### What is being asked
Check each line of the material below for "Duplicate", then copy the ones that contain it.

### Records
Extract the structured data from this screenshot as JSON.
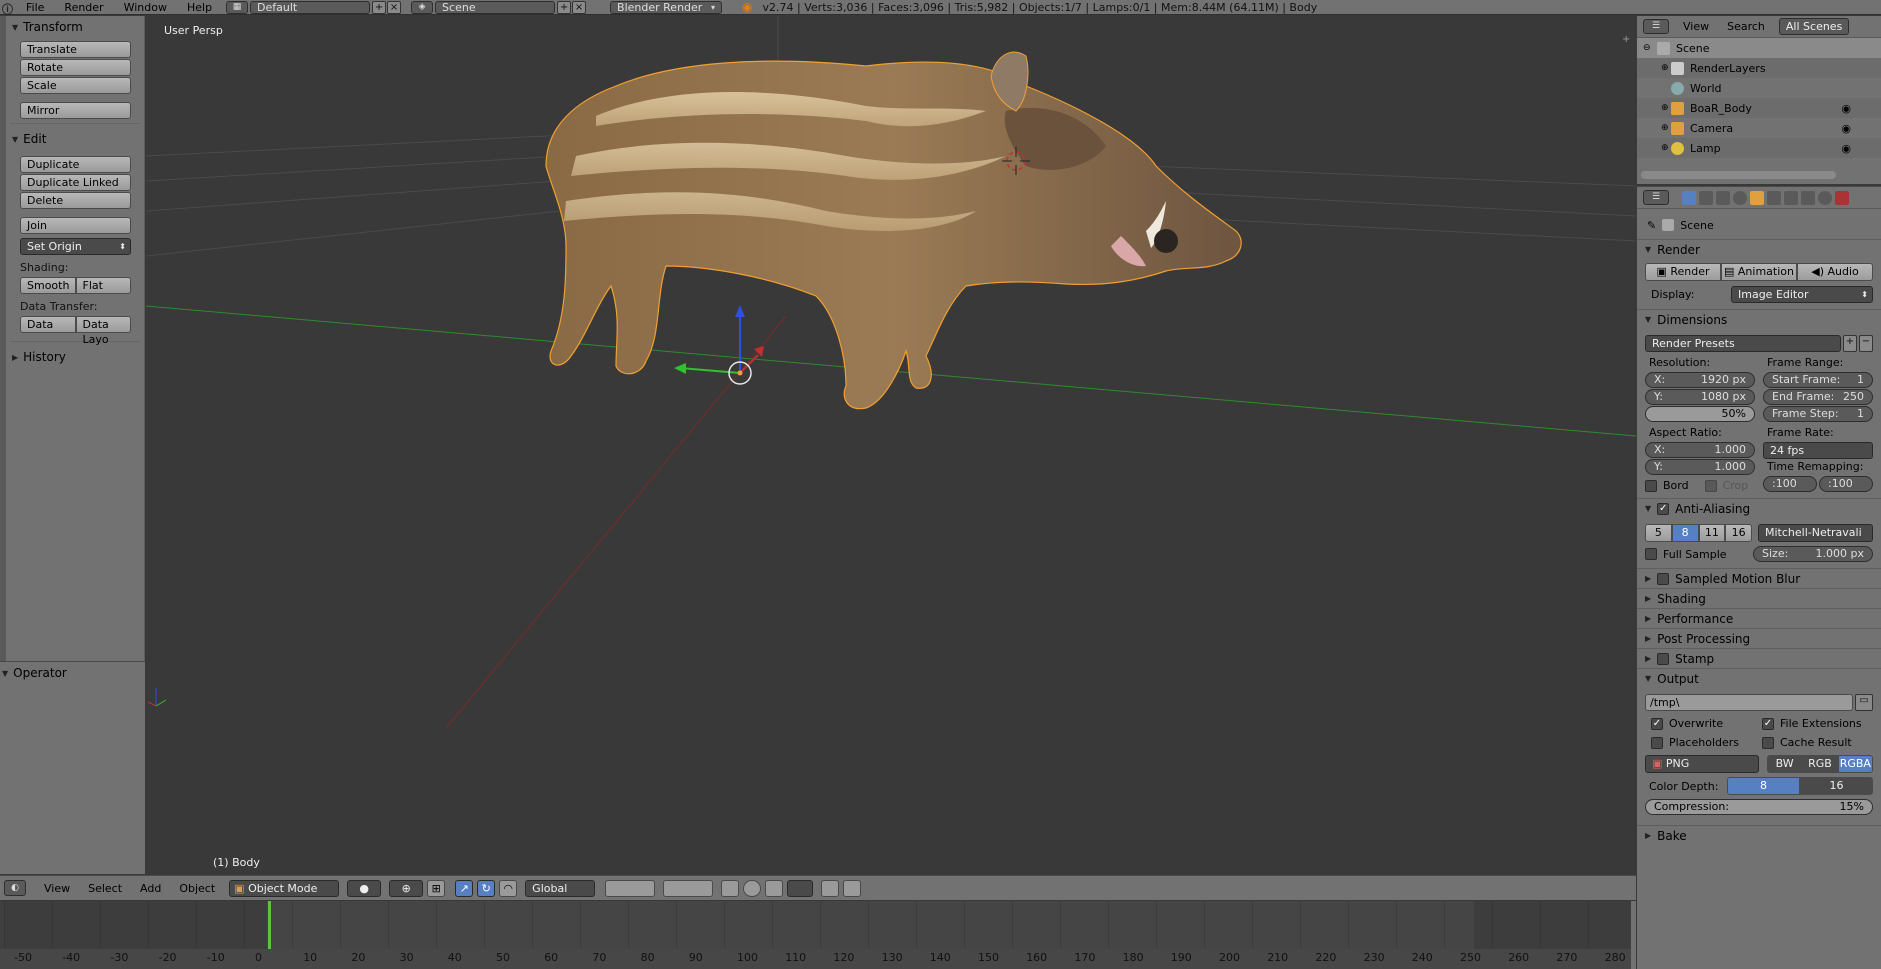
{
  "topbar": {
    "menus": [
      "File",
      "Render",
      "Window",
      "Help"
    ],
    "layout": "Default",
    "scene": "Scene",
    "engine": "Blender Render",
    "stats": "v2.74 | Verts:3,036 | Faces:3,096 | Tris:5,982 | Objects:1/7 | Lamps:0/1 | Mem:8.44M (64.11M) | Body"
  },
  "toolshelf": {
    "transform_title": "Transform",
    "translate": "Translate",
    "rotate": "Rotate",
    "scale": "Scale",
    "mirror": "Mirror",
    "edit_title": "Edit",
    "duplicate": "Duplicate",
    "duplicate_linked": "Duplicate Linked",
    "delete": "Delete",
    "join": "Join",
    "set_origin": "Set Origin",
    "shading_label": "Shading:",
    "smooth": "Smooth",
    "flat": "Flat",
    "data_transfer_label": "Data Transfer:",
    "data": "Data",
    "data_layout": "Data Layo",
    "history_title": "History",
    "operator_title": "Operator"
  },
  "viewport": {
    "persp_label": "User Persp",
    "object_label": "(1) Body"
  },
  "outliner": {
    "view": "View",
    "search": "Search",
    "all_scenes": "All Scenes",
    "rows": [
      "Scene",
      "RenderLayers",
      "World",
      "BoaR_Body",
      "Camera",
      "Lamp"
    ]
  },
  "props": {
    "context": "Scene",
    "render_title": "Render",
    "render_btn": "Render",
    "animation_btn": "Animation",
    "audio_btn": "Audio",
    "display_label": "Display:",
    "display_value": "Image Editor",
    "dimensions_title": "Dimensions",
    "render_presets": "Render Presets",
    "resolution_label": "Resolution:",
    "res_x_label": "X:",
    "res_x": "1920 px",
    "res_y_label": "Y:",
    "res_y": "1080 px",
    "res_pct": "50%",
    "frame_range_label": "Frame Range:",
    "start_frame_label": "Start Frame:",
    "start_frame": "1",
    "end_frame_label": "End Frame:",
    "end_frame": "250",
    "frame_step_label": "Frame Step:",
    "frame_step": "1",
    "aspect_label": "Aspect Ratio:",
    "aspect_x_label": "X:",
    "aspect_x": "1.000",
    "aspect_y_label": "Y:",
    "aspect_y": "1.000",
    "frame_rate_label": "Frame Rate:",
    "frame_rate": "24 fps",
    "time_remap_label": "Time Remapping:",
    "remap_old": ":100",
    "remap_new": ":100",
    "bord": "Bord",
    "crop": "Crop",
    "aa_title": "Anti-Aliasing",
    "aa_samples": [
      "5",
      "8",
      "11",
      "16"
    ],
    "aa_filter": "Mitchell-Netravali",
    "full_sample": "Full Sample",
    "aa_size_label": "Size:",
    "aa_size": "1.000 px",
    "smb_title": "Sampled Motion Blur",
    "shading_title": "Shading",
    "performance_title": "Performance",
    "post_title": "Post Processing",
    "stamp_title": "Stamp",
    "output_title": "Output",
    "output_path": "/tmp\\",
    "overwrite": "Overwrite",
    "file_ext": "File Extensions",
    "placeholders": "Placeholders",
    "cache_result": "Cache Result",
    "format": "PNG",
    "bw": "BW",
    "rgb": "RGB",
    "rgba": "RGBA",
    "color_depth_label": "Color Depth:",
    "depth_8": "8",
    "depth_16": "16",
    "compression_label": "Compression:",
    "compression": "15%",
    "bake_title": "Bake"
  },
  "vheader": {
    "view": "View",
    "select": "Select",
    "add": "Add",
    "object": "Object",
    "mode": "Object Mode",
    "orientation": "Global"
  },
  "timeline": {
    "ticks": [
      "-50",
      "-40",
      "-30",
      "-20",
      "-10",
      "0",
      "10",
      "20",
      "30",
      "40",
      "50",
      "60",
      "70",
      "80",
      "90",
      "100",
      "110",
      "120",
      "130",
      "140",
      "150",
      "160",
      "170",
      "180",
      "190",
      "200",
      "210",
      "220",
      "230",
      "240",
      "250",
      "260",
      "270",
      "280"
    ]
  },
  "colors": {
    "accent": "#5680c2",
    "selection_outline": "#f0a030",
    "x_axis": "#c03030",
    "y_axis": "#30c030",
    "z_axis": "#3050e0"
  }
}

### Full response
    "duplicate": "Duplicate",
    "duplicate_linked": "Duplicate Linked",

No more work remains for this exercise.